■ Task description ■
Skip the pictures and extract all of the lines exactly as written.
━━━━━ Records to use
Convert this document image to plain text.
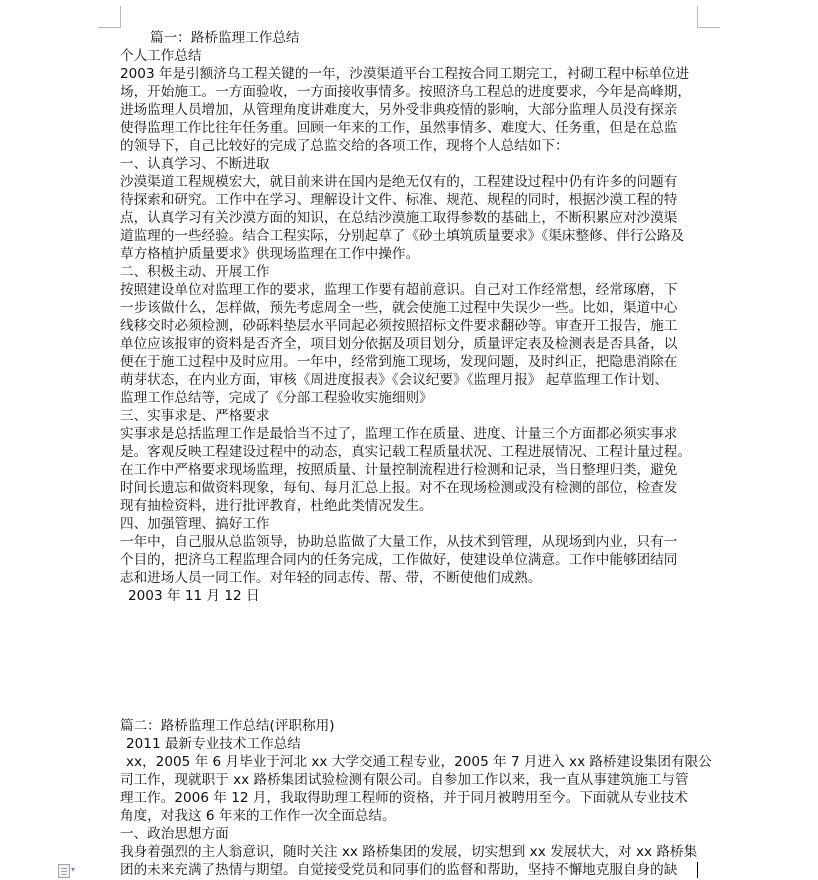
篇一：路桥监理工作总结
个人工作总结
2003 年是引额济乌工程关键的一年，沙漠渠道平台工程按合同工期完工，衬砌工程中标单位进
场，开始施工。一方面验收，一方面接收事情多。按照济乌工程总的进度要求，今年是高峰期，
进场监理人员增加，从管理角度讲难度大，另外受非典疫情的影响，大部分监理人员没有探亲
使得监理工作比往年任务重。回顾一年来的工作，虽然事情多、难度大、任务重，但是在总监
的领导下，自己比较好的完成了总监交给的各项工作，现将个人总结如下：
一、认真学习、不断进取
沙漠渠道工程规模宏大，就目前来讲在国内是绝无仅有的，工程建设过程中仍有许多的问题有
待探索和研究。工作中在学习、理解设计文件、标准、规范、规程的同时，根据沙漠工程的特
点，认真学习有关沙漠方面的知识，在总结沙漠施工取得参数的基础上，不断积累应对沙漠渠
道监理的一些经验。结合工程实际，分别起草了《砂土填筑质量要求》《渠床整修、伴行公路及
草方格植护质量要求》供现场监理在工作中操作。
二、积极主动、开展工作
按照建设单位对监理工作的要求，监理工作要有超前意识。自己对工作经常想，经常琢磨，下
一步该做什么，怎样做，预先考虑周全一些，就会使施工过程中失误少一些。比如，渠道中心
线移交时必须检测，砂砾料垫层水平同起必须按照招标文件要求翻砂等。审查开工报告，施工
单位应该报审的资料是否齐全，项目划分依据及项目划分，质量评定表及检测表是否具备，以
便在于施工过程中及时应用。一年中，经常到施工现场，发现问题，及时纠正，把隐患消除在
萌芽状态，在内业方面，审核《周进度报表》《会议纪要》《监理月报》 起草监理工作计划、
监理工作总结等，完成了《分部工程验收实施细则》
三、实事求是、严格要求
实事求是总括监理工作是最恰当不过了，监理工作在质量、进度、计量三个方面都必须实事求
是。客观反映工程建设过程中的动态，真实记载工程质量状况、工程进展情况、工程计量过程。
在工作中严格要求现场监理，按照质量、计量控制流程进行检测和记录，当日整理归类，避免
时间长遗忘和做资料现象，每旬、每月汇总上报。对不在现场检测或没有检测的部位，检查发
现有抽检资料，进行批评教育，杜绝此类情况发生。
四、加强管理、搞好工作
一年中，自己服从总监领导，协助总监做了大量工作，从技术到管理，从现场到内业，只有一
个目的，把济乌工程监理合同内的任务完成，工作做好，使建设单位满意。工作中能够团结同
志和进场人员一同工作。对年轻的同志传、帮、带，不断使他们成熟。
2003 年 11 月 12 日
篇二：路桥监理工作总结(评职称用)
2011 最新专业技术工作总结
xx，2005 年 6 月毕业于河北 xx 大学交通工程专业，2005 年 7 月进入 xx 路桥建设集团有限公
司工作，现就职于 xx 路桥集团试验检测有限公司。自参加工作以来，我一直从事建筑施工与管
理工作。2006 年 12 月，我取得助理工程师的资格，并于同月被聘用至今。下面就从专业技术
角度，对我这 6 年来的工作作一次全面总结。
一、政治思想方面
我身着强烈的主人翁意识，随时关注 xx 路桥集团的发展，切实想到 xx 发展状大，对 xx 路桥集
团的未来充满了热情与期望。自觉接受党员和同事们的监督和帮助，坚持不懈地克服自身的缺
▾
━━━━━━━━━━
■ Answer for this exercise ■
Convert this document image to plain text.
篇一：路桥监理工作总结
个人工作总结
2003 年是引额济乌工程关键的一年，沙漠渠道平台工程按合同工期完工，衬砌工程中标单位进
场，开始施工。一方面验收，一方面接收事情多。按照济乌工程总的进度要求，今年是高峰期，
进场监理人员增加，从管理角度讲难度大，另外受非典疫情的影响，大部分监理人员没有探亲
使得监理工作比往年任务重。回顾一年来的工作，虽然事情多、难度大、任务重，但是在总监
的领导下，自己比较好的完成了总监交给的各项工作，现将个人总结如下：
一、认真学习、不断进取
沙漠渠道工程规模宏大，就目前来讲在国内是绝无仅有的，工程建设过程中仍有许多的问题有
待探索和研究。工作中在学习、理解设计文件、标准、规范、规程的同时，根据沙漠工程的特
点，认真学习有关沙漠方面的知识，在总结沙漠施工取得参数的基础上，不断积累应对沙漠渠
道监理的一些经验。结合工程实际，分别起草了《砂土填筑质量要求》《渠床整修、伴行公路及
草方格植护质量要求》供现场监理在工作中操作。
二、积极主动、开展工作
按照建设单位对监理工作的要求，监理工作要有超前意识。自己对工作经常想，经常琢磨，下
一步该做什么，怎样做，预先考虑周全一些，就会使施工过程中失误少一些。比如，渠道中心
线移交时必须检测，砂砾料垫层水平同起必须按照招标文件要求翻砂等。审查开工报告，施工
单位应该报审的资料是否齐全，项目划分依据及项目划分，质量评定表及检测表是否具备，以
便在于施工过程中及时应用。一年中，经常到施工现场，发现问题，及时纠正，把隐患消除在
萌芽状态，在内业方面，审核《周进度报表》《会议纪要》《监理月报》 起草监理工作计划、
监理工作总结等，完成了《分部工程验收实施细则》
三、实事求是、严格要求
实事求是总括监理工作是最恰当不过了，监理工作在质量、进度、计量三个方面都必须实事求
是。客观反映工程建设过程中的动态，真实记载工程质量状况、工程进展情况、工程计量过程。
在工作中严格要求现场监理，按照质量、计量控制流程进行检测和记录，当日整理归类，避免
时间长遗忘和做资料现象，每旬、每月汇总上报。对不在现场检测或没有检测的部位，检查发
现有抽检资料，进行批评教育，杜绝此类情况发生。
四、加强管理、搞好工作
一年中，自己服从总监领导，协助总监做了大量工作，从技术到管理，从现场到内业，只有一
个目的，把济乌工程监理合同内的任务完成，工作做好，使建设单位满意。工作中能够团结同
志和进场人员一同工作。对年轻的同志传、帮、带，不断使他们成熟。
2003 年 11 月 12 日
篇二：路桥监理工作总结(评职称用)
2011 最新专业技术工作总结
xx，2005 年 6 月毕业于河北 xx 大学交通工程专业，2005 年 7 月进入 xx 路桥建设集团有限公
司工作，现就职于 xx 路桥集团试验检测有限公司。自参加工作以来，我一直从事建筑施工与管
理工作。2006 年 12 月，我取得助理工程师的资格，并于同月被聘用至今。下面就从专业技术
角度，对我这 6 年来的工作作一次全面总结。
一、政治思想方面
我身着强烈的主人翁意识，随时关注 xx 路桥集团的发展，切实想到 xx 发展状大，对 xx 路桥集
团的未来充满了热情与期望。自觉接受党员和同事们的监督和帮助，坚持不懈地克服自身的缺
▾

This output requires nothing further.